Requirement 1 -> Please translate this sentence from the virtual memory commit page into Spanish: "Implement VA/MMU layer (ADR-0011 Phase 1) enabling Triton kernels to use contiguous virtual addresses on sharded tensors."
Requirement 2 -> Write what comes next in the virtual memory commit page, picking up after its final line.

Add virtual memory support: PE_MMU, VA allocator, fabric MmuMapMsg

Implement VA/MMU layer (ADR-0011 Phase 1) enabling Triton kernels to use contiguous virtual addresses on sharded tensors. Key changes: - PE_MMU component: hybrid inbox (MmuMapMsg) + sync translate() for PE_DMA - VirtualAllocator + PEMemAllocator: free-list with coalescing - MmuMapMsg/MmuUnmapMsg fabric path with SIP-level routing - DPPolicy-based mapping: replicate=local, sharded=broadcast - Tensor lifecycle: del + weakref cleanup, context manager - Rename: TensorHandle.pa→addr, DmaReadCmd.src_pa→src_addr, ctx→torch Co-Authored-By: Claude Opus 4.6 (1M context) <noreply@anthropic.com>
2026-03-26 00:01:47 -07:00
parent 62fb01ae18
commit 08812eda58
34 changed files with 2131 additions and 139 deletions
@@ -28,7 +28,7 @@ class TensorHandle:
    """

    id: str
-    pa: int                          # physical address in HBM/TCM
+    addr: int                        # address (VA when MMU enabled, PA otherwise)
    shape: tuple[int, ...]
    dtype: str
    nbytes: int                      # total byte size
@@ -50,19 +50,19 @@ class CompletionHandle:

@dataclass(frozen=True)

Dataset records ->

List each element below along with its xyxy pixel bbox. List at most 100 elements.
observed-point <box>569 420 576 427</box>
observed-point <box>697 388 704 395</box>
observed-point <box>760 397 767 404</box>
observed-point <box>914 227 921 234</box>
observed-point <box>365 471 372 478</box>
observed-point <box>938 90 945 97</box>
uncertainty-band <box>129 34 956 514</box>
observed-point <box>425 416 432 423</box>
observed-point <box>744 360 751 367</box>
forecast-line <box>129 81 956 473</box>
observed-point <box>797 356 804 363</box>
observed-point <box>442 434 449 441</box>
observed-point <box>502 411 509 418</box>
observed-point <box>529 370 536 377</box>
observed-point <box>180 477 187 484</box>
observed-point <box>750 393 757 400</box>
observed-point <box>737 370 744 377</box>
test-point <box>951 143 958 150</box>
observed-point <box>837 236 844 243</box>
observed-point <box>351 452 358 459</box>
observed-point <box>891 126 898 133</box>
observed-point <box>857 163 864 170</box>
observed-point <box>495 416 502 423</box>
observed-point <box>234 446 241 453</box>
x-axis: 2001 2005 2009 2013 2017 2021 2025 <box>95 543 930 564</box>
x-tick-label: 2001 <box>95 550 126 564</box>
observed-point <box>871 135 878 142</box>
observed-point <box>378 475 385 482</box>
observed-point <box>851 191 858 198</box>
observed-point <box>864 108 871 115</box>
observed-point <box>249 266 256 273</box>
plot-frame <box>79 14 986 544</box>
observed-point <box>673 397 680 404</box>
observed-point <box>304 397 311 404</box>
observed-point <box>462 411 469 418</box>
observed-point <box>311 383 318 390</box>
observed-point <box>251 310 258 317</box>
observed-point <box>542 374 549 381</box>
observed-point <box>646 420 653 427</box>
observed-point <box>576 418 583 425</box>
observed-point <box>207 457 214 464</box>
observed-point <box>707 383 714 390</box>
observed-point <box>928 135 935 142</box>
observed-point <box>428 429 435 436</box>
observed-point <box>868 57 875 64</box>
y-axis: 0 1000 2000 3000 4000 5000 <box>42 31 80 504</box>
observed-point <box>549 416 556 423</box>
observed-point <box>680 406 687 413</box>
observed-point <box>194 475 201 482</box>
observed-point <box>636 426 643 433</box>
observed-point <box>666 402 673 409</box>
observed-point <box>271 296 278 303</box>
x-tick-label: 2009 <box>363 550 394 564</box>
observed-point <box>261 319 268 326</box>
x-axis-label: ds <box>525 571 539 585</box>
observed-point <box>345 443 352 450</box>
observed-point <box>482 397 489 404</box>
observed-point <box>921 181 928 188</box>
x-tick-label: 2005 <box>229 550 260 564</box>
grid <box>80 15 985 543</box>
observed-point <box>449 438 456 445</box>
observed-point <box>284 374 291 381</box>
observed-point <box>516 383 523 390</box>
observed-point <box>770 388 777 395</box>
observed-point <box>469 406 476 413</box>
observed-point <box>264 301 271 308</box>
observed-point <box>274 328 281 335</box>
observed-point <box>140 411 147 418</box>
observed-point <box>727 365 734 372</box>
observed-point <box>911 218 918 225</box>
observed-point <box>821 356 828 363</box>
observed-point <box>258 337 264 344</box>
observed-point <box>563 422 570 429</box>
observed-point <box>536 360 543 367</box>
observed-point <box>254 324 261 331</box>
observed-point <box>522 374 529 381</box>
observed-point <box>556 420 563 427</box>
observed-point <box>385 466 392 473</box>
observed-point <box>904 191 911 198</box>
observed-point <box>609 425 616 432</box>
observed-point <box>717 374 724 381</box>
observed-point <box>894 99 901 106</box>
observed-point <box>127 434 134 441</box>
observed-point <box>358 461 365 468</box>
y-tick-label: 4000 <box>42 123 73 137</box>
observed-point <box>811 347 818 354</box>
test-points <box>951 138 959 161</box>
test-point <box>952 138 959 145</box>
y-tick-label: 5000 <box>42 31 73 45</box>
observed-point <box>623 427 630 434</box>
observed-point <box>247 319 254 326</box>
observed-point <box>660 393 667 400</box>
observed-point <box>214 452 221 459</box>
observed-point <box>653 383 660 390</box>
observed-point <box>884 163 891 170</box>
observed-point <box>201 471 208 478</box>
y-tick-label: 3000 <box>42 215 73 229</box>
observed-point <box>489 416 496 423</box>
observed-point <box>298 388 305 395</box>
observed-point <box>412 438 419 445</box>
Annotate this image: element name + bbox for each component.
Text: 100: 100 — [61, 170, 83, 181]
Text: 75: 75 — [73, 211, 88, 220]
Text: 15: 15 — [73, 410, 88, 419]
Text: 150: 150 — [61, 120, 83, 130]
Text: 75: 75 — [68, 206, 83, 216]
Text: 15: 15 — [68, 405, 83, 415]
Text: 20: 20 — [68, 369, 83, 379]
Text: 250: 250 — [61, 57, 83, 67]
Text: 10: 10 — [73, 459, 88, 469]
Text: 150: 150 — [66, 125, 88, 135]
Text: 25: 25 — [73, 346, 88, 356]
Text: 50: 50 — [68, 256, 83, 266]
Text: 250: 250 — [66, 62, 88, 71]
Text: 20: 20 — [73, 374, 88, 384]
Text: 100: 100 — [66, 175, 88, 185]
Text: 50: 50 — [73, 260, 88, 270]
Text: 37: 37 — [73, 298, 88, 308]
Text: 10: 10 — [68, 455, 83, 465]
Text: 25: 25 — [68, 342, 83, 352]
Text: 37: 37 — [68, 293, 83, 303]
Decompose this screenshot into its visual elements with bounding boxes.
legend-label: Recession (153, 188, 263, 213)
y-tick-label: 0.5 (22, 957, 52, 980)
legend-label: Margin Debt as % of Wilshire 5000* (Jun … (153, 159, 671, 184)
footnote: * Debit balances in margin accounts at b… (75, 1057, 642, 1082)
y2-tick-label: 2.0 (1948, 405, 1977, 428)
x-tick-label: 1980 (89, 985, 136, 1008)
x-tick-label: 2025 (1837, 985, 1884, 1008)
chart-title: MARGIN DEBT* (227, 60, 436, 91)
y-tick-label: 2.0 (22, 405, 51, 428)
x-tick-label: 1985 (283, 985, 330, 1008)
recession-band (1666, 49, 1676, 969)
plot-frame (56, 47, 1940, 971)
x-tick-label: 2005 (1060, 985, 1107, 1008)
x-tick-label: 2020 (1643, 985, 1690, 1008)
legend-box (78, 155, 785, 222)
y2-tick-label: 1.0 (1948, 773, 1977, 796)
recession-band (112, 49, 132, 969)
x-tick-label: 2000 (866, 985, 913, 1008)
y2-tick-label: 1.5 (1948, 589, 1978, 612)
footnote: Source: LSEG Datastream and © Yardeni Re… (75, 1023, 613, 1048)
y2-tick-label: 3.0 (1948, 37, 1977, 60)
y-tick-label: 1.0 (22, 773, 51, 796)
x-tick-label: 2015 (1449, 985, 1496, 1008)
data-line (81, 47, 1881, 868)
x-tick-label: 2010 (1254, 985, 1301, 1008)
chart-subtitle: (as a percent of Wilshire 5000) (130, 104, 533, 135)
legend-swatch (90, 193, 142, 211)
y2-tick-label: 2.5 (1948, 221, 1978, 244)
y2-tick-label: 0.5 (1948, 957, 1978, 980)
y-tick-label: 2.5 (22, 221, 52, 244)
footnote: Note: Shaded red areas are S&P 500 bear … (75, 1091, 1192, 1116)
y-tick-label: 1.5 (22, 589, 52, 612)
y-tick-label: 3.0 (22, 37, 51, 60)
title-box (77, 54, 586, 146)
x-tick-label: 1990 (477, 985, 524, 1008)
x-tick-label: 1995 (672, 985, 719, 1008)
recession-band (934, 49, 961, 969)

Written response 1 -> Implementar la capa VA/MMU (ADR-0011 Fase 1), lo que permite a los kernels de Triton usar direcciones virtuales contiguas en tensores fragmentados.

Written response 2 ->
 class DmaReadCmd:
-    """DMA READ: HBM → PE_TCM."""
+    """DMA READ: HBM → PE_TCM. src_addr is VA (translated to PA by PE_DMA)."""

    handle: TensorHandle
-    src_pa: int
+    src_addr: int
    nbytes: int


@dataclass(frozen=True)
 class DmaWriteCmd:
-    """DMA WRITE: PE_TCM → HBM."""
+    """DMA WRITE: PE_TCM → HBM. dst_addr is VA (translated to PA by PE_DMA)."""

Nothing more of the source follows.